(Aim of the exercise):
Each record must be reproduced exactly as it is shown.

(Data excerpts):
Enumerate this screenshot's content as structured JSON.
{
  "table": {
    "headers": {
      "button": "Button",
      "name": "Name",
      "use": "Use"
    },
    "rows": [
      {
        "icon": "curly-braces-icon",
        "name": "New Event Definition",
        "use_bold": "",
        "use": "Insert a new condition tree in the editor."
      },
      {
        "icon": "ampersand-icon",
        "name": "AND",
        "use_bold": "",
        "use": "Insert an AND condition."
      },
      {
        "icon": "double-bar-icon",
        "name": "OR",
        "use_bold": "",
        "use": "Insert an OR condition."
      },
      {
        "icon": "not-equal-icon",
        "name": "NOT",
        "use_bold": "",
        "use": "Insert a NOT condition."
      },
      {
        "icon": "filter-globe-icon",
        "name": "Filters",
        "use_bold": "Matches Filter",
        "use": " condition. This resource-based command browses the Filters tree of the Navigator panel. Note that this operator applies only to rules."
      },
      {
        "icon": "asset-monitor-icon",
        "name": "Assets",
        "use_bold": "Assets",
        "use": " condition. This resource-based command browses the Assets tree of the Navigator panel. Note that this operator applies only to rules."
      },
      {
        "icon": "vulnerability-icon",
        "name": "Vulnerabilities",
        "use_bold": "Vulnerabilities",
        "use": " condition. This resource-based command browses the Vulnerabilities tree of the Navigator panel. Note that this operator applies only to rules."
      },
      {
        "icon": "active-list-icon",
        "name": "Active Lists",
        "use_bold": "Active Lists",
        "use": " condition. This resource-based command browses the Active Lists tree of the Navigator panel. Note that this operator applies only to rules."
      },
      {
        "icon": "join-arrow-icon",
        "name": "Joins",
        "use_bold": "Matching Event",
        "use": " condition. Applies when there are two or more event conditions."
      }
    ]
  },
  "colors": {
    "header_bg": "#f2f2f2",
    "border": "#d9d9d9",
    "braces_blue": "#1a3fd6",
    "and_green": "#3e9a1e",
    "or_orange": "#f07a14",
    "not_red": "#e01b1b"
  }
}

(Answer below):
Enumerate this screenshot's content as structured JSON.
{
  "table": {
    "headers": {
      "button": "Button",
      "name": "Name",
      "use": "Use"
    },
    "rows": [
      {
        "icon": "curly-braces-icon",
        "name": "New Event Definition",
        "use_bold": "",
        "use": "Insert a new condition tree in the editor."
      },
      {
        "icon": "ampersand-icon",
        "name": "AND",
        "use_bold": "",
        "use": "Insert an AND condition."
      },
      {
        "icon": "double-bar-icon",
        "name": "OR",
        "use_bold": "",
        "use": "Insert an OR condition."
      },
      {
        "icon": "not-equal-icon",
        "name": "NOT",
        "use_bold": "",
        "use": "Insert a NOT condition."
      },
      {
        "icon": "filter-globe-icon",
        "name": "Filters",
        "use_bold": "Matches Filter",
        "use": " condition. This resource-based command browses the Filters tree of the Navigator panel. Note that this operator applies only to rules."
      },
      {
        "icon": "asset-monitor-icon",
        "name": "Assets",
        "use_bold": "Assets",
        "use": " condition. This resource-based command browses the Assets tree of the Navigator panel. Note that this operator applies only to rules."
      },
      {
        "icon": "vulnerability-icon",
        "name": "Vulnerabilities",
        "use_bold": "Vulnerabilities",
        "use": " condition. This resource-based command browses the Vulnerabilities tree of the Navigator panel. Note that this operator applies only to rules."
      },
      {
        "icon": "active-list-icon",
        "name": "Active Lists",
        "use_bold": "Active Lists",
        "use": " condition. This resource-based command browses the Active Lists tree of the Navigator panel. Note that this operator applies only to rules."
      },
      {
        "icon": "join-arrow-icon",
        "name": "Joins",
        "use_bold": "Matching Event",
        "use": " condition. Applies when there are two or more event conditions."
      }
    ]
  },
  "colors": {
    "header_bg": "#f2f2f2",
    "border": "#d9d9d9",
    "braces_blue": "#1a3fd6",
    "and_green": "#3e9a1e",
    "or_orange": "#f07a14",
    "not_red": "#e01b1b"
  }
}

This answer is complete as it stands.